* Required task *
Count how many lines of the data include "трудоустройства". The answer is that number and nothing else.
+++
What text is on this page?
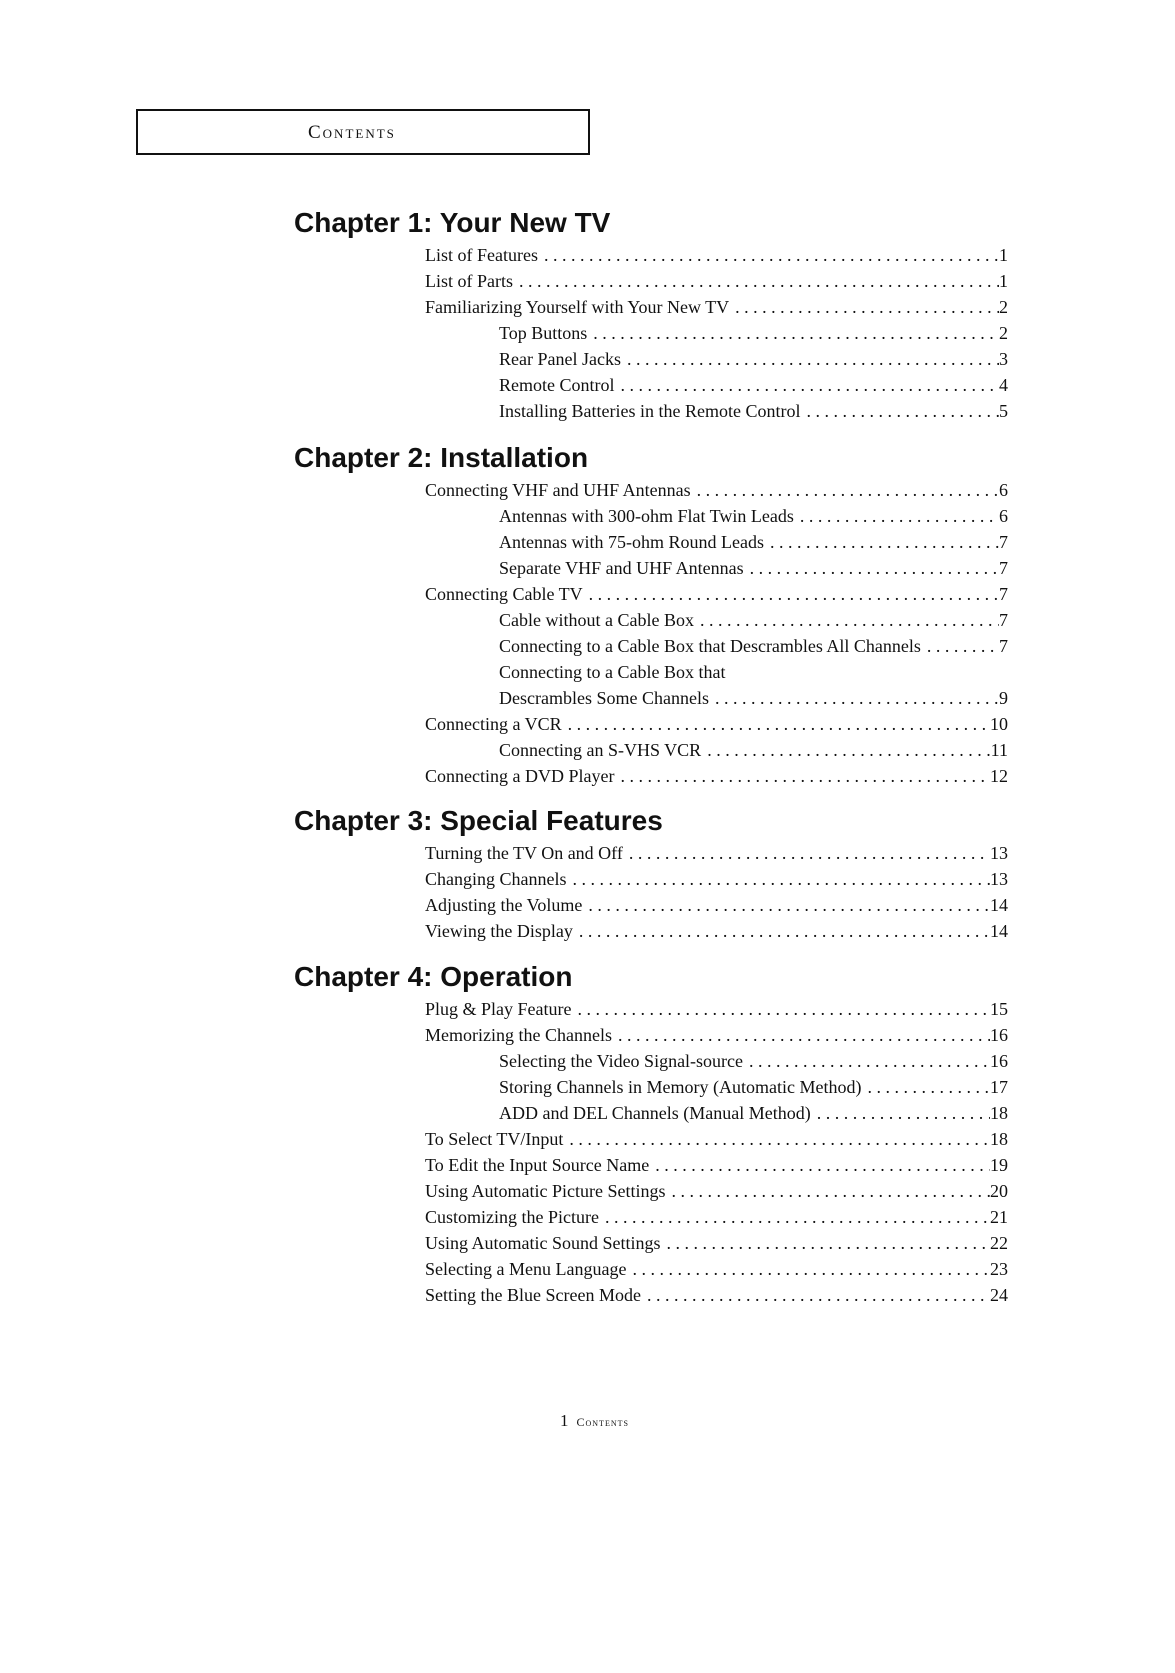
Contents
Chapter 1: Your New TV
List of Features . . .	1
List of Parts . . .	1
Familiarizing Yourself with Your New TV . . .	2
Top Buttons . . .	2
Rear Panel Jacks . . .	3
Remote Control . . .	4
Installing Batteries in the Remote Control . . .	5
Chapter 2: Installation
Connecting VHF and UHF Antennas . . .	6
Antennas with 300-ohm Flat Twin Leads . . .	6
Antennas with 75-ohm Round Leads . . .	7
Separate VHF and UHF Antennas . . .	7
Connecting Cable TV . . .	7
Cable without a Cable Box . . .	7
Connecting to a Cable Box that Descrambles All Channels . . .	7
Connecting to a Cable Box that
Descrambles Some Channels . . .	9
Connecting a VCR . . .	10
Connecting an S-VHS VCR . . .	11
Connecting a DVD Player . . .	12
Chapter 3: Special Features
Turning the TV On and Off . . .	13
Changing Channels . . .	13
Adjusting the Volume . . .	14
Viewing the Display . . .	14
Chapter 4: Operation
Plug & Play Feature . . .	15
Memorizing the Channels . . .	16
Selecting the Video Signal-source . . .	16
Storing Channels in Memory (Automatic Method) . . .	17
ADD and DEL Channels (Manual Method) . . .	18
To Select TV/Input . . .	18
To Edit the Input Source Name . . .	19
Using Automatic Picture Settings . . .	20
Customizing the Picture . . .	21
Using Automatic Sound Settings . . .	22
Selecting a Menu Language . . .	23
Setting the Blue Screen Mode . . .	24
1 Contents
+++
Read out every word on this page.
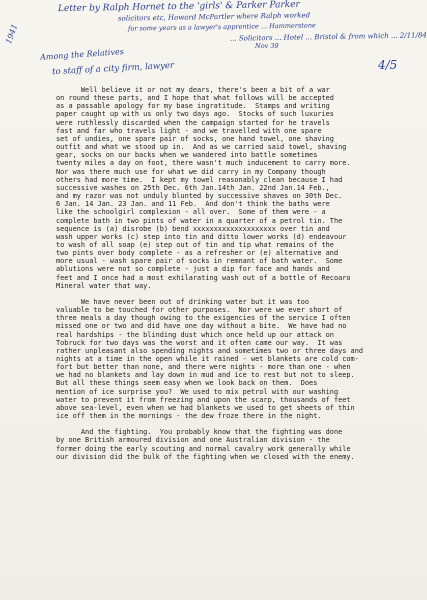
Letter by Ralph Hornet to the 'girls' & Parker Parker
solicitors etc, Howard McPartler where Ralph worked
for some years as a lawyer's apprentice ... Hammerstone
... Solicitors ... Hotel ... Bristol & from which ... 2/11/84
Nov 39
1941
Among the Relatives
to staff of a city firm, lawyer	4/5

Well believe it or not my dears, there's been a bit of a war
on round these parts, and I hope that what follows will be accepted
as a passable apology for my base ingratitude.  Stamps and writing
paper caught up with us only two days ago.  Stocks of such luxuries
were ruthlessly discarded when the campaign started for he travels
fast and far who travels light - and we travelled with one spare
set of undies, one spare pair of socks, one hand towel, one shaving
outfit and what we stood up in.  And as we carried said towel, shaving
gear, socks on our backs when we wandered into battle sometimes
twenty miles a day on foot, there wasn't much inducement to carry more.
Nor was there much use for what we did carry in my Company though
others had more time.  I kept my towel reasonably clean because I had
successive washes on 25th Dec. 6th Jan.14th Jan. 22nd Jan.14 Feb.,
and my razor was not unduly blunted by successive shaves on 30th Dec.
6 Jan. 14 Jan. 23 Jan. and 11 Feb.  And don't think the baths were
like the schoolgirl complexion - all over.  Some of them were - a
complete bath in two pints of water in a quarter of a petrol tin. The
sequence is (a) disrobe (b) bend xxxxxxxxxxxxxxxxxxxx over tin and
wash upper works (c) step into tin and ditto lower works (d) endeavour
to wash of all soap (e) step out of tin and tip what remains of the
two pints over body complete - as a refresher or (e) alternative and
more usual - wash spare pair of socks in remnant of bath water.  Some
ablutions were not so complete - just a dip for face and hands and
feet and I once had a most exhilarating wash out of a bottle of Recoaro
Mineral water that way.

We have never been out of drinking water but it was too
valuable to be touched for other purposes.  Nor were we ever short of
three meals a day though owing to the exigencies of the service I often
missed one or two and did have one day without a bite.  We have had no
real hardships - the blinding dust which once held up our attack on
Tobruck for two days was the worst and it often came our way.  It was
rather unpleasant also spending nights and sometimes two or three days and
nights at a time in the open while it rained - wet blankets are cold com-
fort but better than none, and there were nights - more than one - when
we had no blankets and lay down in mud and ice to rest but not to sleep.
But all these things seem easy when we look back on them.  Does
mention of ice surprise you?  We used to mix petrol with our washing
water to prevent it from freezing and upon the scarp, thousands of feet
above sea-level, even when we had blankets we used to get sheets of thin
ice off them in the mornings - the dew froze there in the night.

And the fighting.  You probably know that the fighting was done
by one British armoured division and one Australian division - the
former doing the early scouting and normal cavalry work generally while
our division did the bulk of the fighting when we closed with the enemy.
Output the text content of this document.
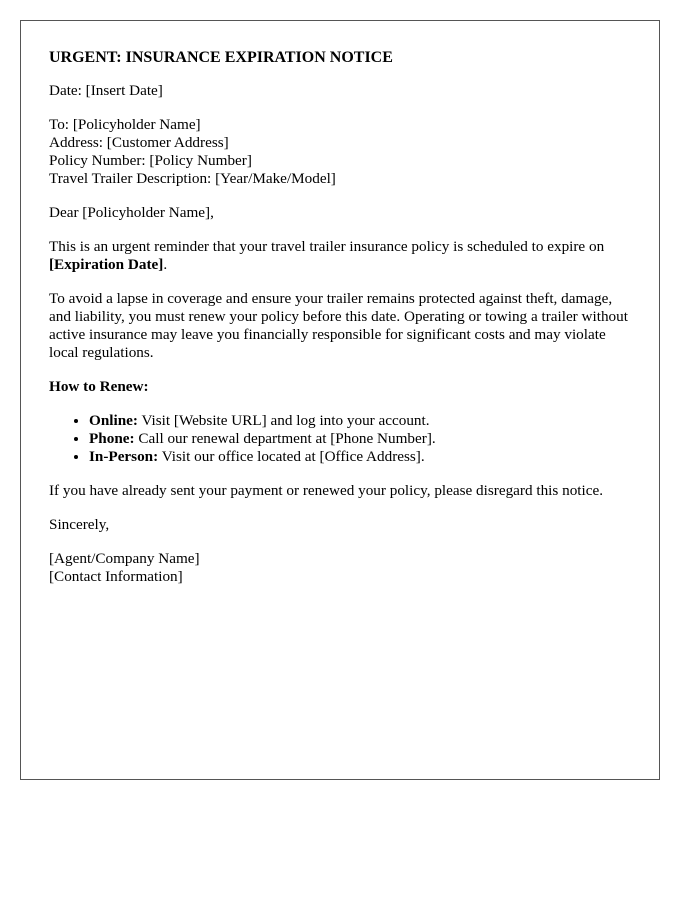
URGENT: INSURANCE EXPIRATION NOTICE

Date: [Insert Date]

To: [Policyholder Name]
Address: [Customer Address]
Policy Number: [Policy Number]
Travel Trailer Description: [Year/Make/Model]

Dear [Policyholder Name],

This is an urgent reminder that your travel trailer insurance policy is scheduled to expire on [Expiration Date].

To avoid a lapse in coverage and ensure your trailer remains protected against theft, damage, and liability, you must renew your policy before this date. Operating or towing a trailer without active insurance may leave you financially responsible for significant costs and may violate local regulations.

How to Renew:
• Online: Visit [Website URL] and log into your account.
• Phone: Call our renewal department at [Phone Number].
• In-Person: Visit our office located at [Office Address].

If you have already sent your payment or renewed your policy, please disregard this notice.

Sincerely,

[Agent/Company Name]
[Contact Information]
+++
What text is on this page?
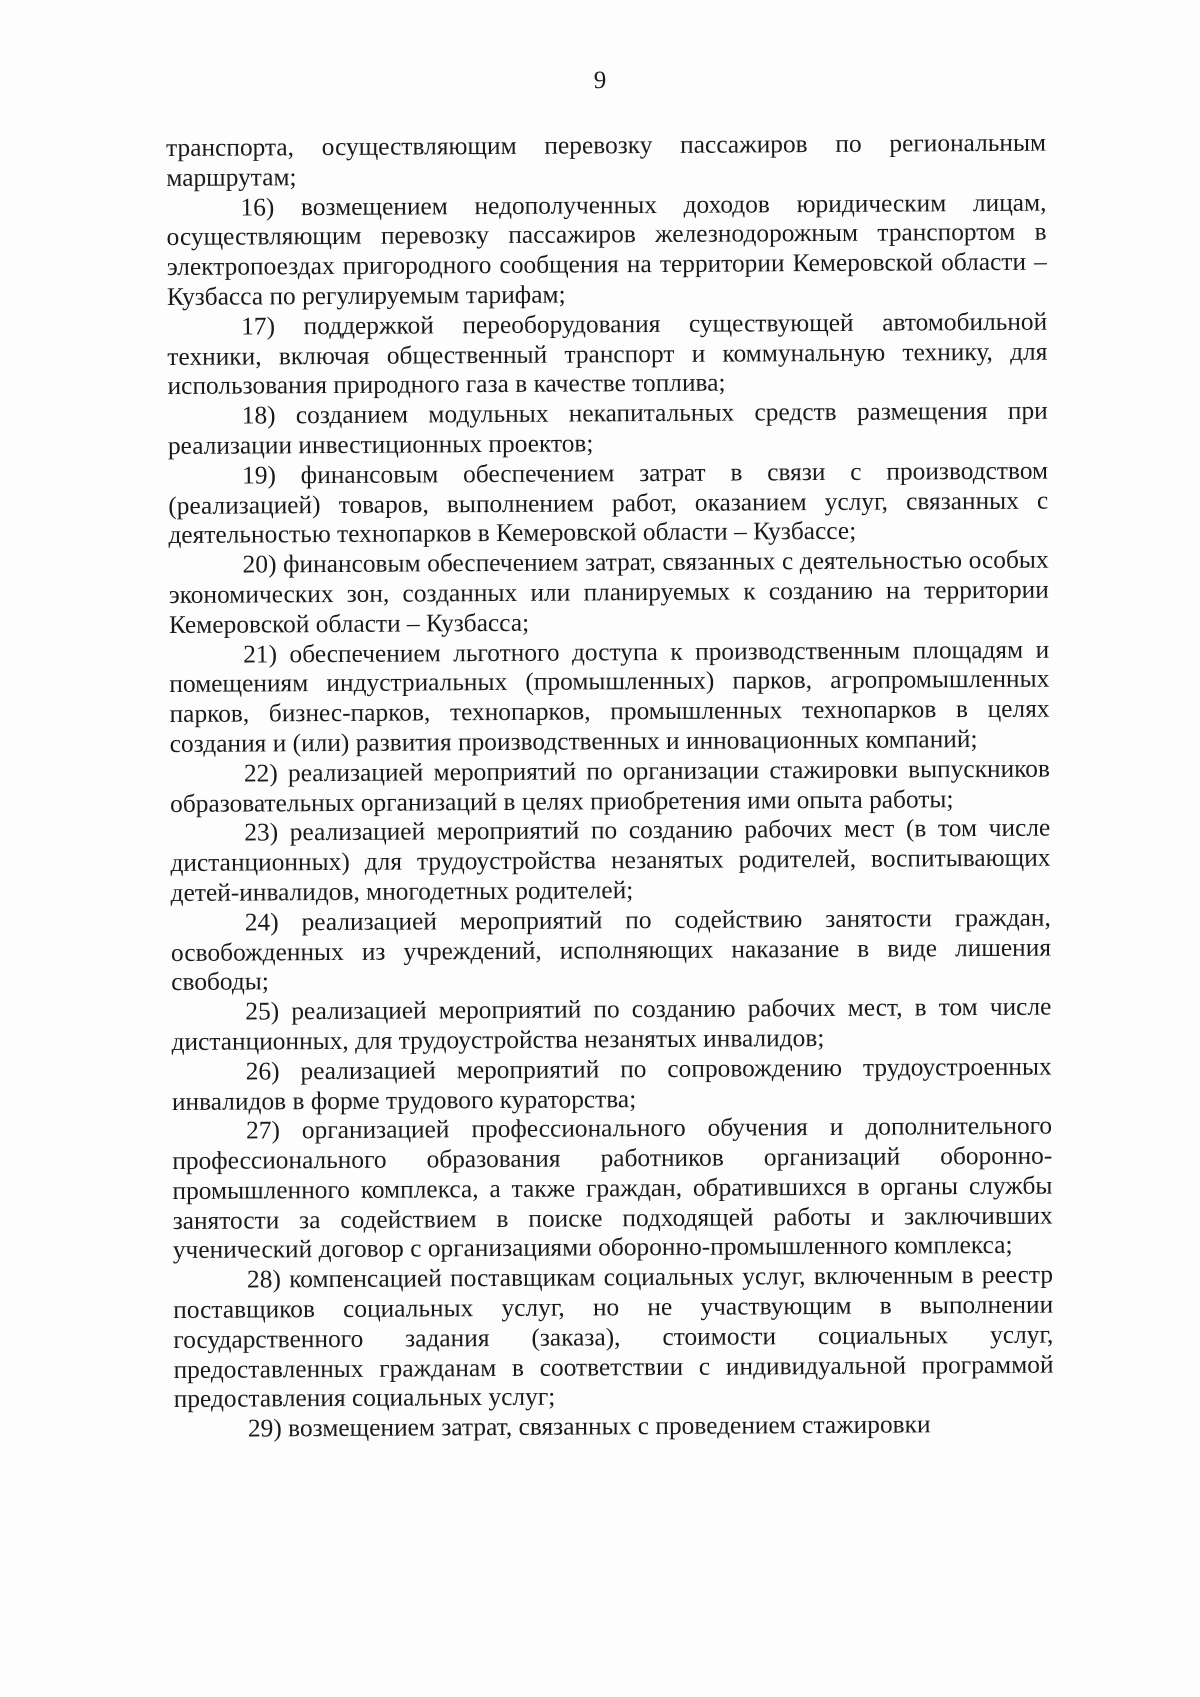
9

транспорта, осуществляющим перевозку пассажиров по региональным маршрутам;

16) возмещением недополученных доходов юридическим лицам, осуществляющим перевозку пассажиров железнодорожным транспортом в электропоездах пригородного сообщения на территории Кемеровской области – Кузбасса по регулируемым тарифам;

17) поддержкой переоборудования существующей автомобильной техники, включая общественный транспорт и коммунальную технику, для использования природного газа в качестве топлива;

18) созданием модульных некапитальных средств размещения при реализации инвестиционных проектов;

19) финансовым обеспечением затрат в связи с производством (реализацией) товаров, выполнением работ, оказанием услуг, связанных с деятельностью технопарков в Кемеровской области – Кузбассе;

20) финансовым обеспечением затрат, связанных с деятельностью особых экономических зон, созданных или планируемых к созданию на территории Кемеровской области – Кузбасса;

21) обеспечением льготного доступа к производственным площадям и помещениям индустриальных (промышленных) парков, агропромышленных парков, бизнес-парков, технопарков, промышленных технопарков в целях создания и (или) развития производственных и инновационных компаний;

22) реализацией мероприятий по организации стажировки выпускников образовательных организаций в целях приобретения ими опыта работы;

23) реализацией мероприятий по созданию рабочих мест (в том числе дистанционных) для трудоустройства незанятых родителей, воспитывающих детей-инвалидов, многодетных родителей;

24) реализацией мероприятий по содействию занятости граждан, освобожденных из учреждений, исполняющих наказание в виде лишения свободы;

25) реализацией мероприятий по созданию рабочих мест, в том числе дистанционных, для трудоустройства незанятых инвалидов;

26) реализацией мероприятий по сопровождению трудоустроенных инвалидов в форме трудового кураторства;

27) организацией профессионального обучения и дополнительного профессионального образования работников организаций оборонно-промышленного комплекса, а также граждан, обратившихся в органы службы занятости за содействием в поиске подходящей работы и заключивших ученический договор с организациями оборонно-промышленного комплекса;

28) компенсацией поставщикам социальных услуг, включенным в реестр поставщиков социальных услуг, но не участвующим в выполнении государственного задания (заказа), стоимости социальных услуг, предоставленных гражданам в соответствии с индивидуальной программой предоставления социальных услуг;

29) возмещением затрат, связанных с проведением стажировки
+++
* Written solution *
2